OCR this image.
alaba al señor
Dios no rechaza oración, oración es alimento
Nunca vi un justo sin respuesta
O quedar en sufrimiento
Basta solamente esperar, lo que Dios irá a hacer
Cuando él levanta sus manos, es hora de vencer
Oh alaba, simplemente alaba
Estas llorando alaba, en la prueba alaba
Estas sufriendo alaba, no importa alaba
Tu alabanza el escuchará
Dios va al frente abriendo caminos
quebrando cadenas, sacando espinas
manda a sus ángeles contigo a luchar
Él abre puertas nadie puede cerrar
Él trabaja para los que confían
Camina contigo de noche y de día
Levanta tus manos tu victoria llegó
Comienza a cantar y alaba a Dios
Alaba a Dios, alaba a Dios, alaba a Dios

* * *

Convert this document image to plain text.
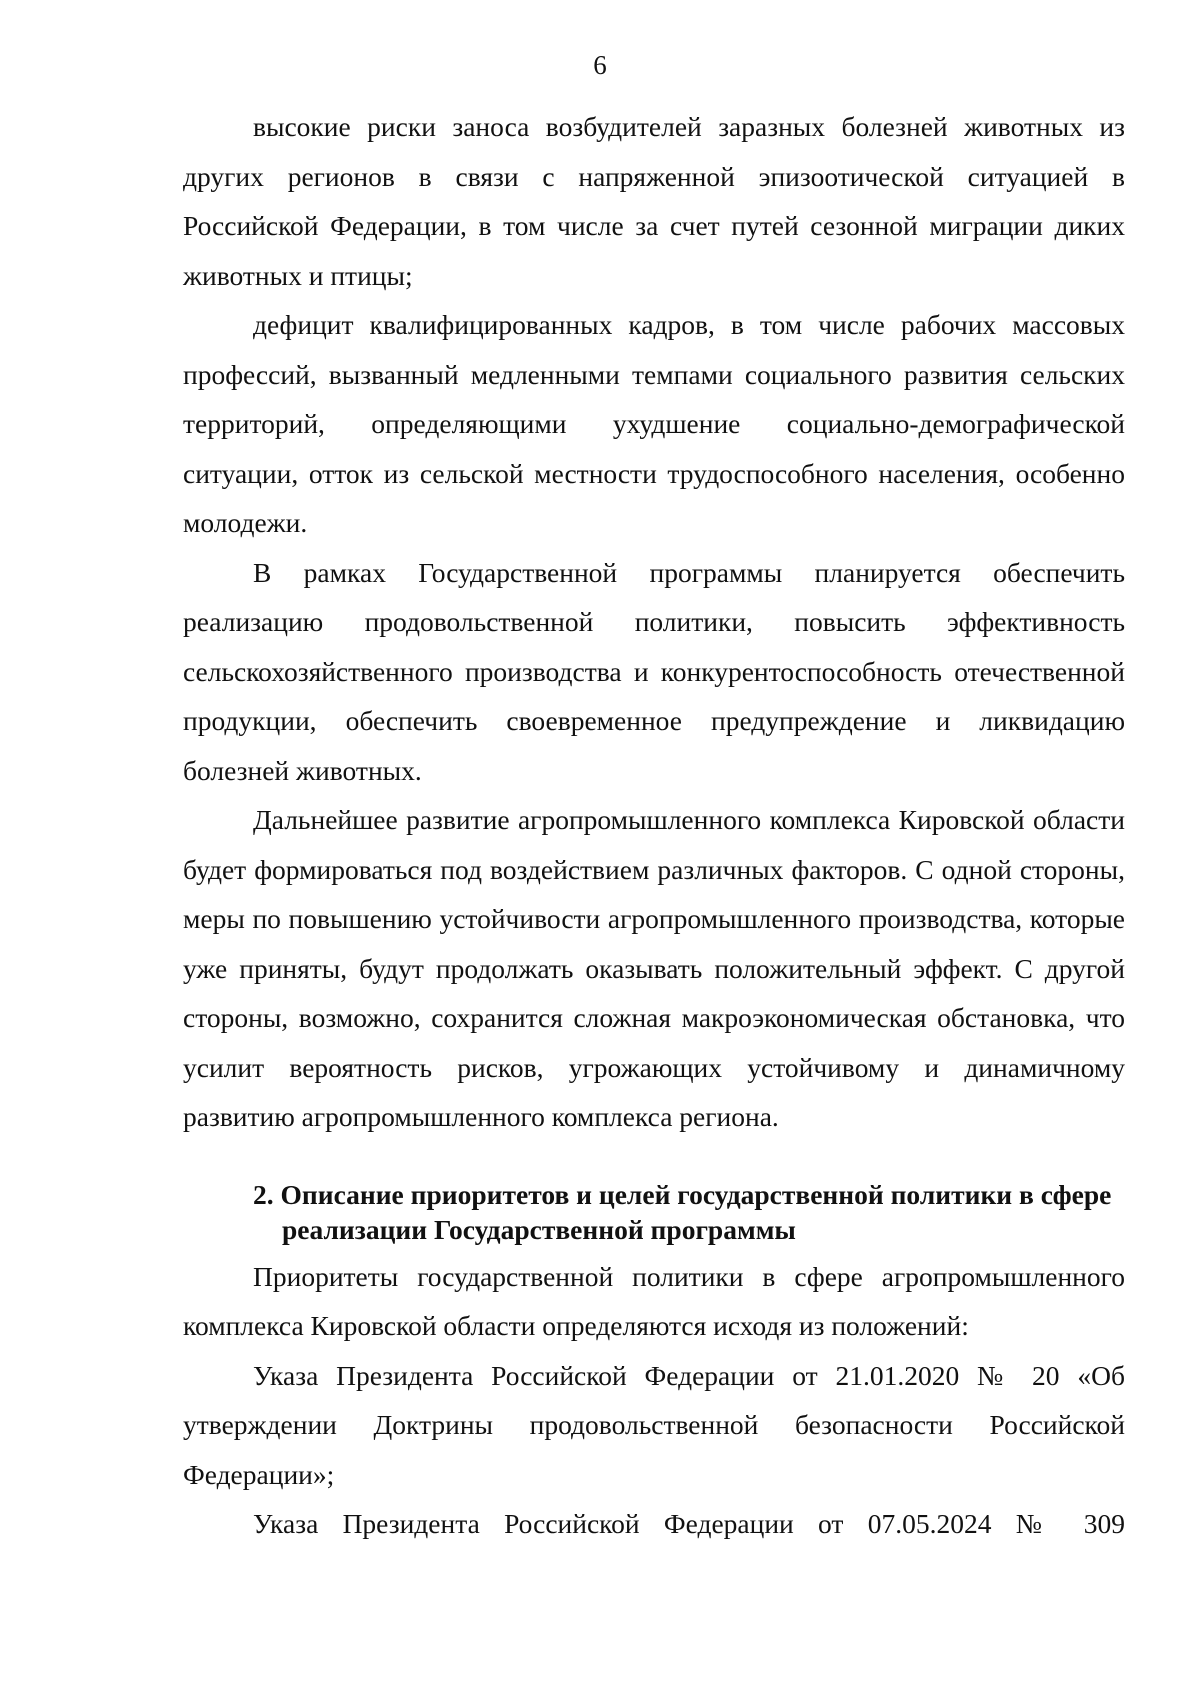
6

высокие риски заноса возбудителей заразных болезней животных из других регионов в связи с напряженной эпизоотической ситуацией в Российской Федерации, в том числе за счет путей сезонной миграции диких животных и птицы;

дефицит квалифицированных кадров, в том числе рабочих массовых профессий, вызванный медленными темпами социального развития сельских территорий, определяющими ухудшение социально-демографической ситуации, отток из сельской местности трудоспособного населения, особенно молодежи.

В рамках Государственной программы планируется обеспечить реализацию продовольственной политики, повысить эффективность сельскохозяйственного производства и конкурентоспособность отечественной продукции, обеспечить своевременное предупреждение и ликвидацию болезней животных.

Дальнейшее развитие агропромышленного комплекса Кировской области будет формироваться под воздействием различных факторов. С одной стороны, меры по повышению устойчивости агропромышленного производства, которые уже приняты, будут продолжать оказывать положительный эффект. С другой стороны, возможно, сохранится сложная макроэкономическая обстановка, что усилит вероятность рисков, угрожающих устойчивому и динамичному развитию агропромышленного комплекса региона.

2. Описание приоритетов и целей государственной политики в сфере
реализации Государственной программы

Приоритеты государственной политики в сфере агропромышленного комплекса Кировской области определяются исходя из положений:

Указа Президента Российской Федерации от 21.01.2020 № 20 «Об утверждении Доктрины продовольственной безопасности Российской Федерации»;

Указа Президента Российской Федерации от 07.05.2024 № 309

(EXERCISE BRIEF):
Select all lines in the listing above where the word "contigo" appears, and show them.

(OUTPUT FOR THIS TASK):
manda a sus ángeles contigo a luchar
Camina contigo de noche y de día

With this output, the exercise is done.